◆ **SET EXERCISE**
Turn all the material below into a numbered list with one entry per line, leaving out any blank lines.

◆ **GIVEN DATA**
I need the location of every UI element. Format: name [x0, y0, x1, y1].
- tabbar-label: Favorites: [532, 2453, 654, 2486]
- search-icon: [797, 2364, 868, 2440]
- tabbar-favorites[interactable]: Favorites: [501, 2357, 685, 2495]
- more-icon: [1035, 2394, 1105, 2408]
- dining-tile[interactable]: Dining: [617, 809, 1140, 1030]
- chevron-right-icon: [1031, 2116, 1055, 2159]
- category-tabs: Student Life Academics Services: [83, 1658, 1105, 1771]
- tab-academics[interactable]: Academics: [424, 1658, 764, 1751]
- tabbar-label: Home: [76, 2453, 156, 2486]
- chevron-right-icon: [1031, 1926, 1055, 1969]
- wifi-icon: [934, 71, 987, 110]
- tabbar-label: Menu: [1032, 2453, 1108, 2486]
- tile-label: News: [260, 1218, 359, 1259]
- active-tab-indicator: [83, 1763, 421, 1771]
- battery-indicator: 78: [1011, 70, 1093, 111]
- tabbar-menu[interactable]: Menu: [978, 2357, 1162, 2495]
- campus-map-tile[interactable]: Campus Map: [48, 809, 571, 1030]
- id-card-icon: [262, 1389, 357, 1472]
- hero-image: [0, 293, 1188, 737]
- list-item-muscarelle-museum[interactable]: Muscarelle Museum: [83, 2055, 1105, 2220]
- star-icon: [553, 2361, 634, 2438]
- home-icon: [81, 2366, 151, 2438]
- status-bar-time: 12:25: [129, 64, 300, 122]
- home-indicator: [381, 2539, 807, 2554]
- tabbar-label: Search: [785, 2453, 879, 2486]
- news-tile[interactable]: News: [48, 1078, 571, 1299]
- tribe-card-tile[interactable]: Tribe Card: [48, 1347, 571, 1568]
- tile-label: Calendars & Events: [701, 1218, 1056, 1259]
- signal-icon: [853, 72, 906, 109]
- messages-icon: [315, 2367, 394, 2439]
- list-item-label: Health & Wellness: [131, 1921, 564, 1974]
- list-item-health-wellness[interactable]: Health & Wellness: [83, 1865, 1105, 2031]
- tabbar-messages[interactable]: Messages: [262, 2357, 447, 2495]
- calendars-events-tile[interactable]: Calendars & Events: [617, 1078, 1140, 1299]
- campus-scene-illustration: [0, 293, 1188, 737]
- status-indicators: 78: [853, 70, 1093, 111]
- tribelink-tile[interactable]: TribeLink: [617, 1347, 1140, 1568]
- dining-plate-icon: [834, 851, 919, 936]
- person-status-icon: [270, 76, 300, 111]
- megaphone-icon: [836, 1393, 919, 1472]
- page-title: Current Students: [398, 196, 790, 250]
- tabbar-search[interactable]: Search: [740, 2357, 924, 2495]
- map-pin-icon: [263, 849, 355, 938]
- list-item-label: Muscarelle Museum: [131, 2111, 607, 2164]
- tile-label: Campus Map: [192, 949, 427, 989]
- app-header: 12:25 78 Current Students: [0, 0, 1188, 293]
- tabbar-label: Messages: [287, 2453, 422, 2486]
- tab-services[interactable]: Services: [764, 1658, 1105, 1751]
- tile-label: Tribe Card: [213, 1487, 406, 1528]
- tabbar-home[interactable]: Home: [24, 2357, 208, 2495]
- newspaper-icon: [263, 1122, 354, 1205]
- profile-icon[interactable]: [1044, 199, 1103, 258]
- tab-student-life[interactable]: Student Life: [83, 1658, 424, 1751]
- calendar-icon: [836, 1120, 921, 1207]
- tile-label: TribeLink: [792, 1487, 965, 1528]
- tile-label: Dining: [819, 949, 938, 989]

◆ **REPLY**
1. I need the location of every UI element. Format: name [x0, y0, x1, y1].
2. - tabbar-label: Favorites: [532, 2453, 654, 2486]
3. - search-icon: [797, 2364, 868, 2440]
4. - tabbar-favorites[interactable]: Favorites: [501, 2357, 685, 2495]
5. - more-icon: [1035, 2394, 1105, 2408]
6. - dining-tile[interactable]: Dining: [617, 809, 1140, 1030]
7. - chevron-right-icon: [1031, 2116, 1055, 2159]
8. - category-tabs: Student Life Academics Services: [83, 1658, 1105, 1771]
9. - tab-academics[interactable]: Academics: [424, 1658, 764, 1751]
10. - tabbar-label: Home: [76, 2453, 156, 2486]
11. - chevron-right-icon: [1031, 1926, 1055, 1969]
12. - wifi-icon: [934, 71, 987, 110]
13. - tabbar-label: Menu: [1032, 2453, 1108, 2486]
14. - tile-label: News: [260, 1218, 359, 1259]
15. - active-tab-indicator: [83, 1763, 421, 1771]
16. - battery-indicator: 78: [1011, 70, 1093, 111]
17. - tabbar-menu[interactable]: Menu: [978, 2357, 1162, 2495]
18. - campus-map-tile[interactable]: Campus Map: [48, 809, 571, 1030]
19. - id-card-icon: [262, 1389, 357, 1472]
20. - hero-image: [0, 293, 1188, 737]
21. - list-item-muscarelle-museum[interactable]: Muscarelle Museum: [83, 2055, 1105, 2220]
22. - star-icon: [553, 2361, 634, 2438]
23. - home-icon: [81, 2366, 151, 2438]
24. - status-bar-time: 12:25: [129, 64, 300, 122]
25. - home-indicator: [381, 2539, 807, 2554]
26. - tabbar-label: Search: [785, 2453, 879, 2486]
27. - news-tile[interactable]: News: [48, 1078, 571, 1299]
28. - tribe-card-tile[interactable]: Tribe Card: [48, 1347, 571, 1568]
29. - tile-label: Calendars & Events: [701, 1218, 1056, 1259]
30. - signal-icon: [853, 72, 906, 109]
31. - messages-icon: [315, 2367, 394, 2439]
32. - list-item-label: Health & Wellness: [131, 1921, 564, 1974]
33. - list-item-health-wellness[interactable]: Health & Wellness: [83, 1865, 1105, 2031]
34. - tabbar-messages[interactable]: Messages: [262, 2357, 447, 2495]
35. - calendars-events-tile[interactable]: Calendars & Events: [617, 1078, 1140, 1299]
36. - campus-scene-illustration: [0, 293, 1188, 737]
37. - status-indicators: 78: [853, 70, 1093, 111]
38. - tribelink-tile[interactable]: TribeLink: [617, 1347, 1140, 1568]
39. - dining-plate-icon: [834, 851, 919, 936]
40. - person-status-icon: [270, 76, 300, 111]
41. - megaphone-icon: [836, 1393, 919, 1472]
42. - page-title: Current Students: [398, 196, 790, 250]
43. - tabbar-search[interactable]: Search: [740, 2357, 924, 2495]
44. - map-pin-icon: [263, 849, 355, 938]
45. - list-item-label: Muscarelle Museum: [131, 2111, 607, 2164]
46. - tile-label: Campus Map: [192, 949, 427, 989]
47. - app-header: 12:25 78 Current Students: [0, 0, 1188, 293]
48. - tabbar-label: Messages: [287, 2453, 422, 2486]
49. - tab-services[interactable]: Services: [764, 1658, 1105, 1751]
50. - tile-label: Tribe Card: [213, 1487, 406, 1528]
51. - tabbar-home[interactable]: Home: [24, 2357, 208, 2495]
52. - newspaper-icon: [263, 1122, 354, 1205]
53. - profile-icon[interactable]: [1044, 199, 1103, 258]
54. - tab-student-life[interactable]: Student Life: [83, 1658, 424, 1751]
55. - calendar-icon: [836, 1120, 921, 1207]
56. - tile-label: TribeLink: [792, 1487, 965, 1528]
57. - tile-label: Dining: [819, 949, 938, 989]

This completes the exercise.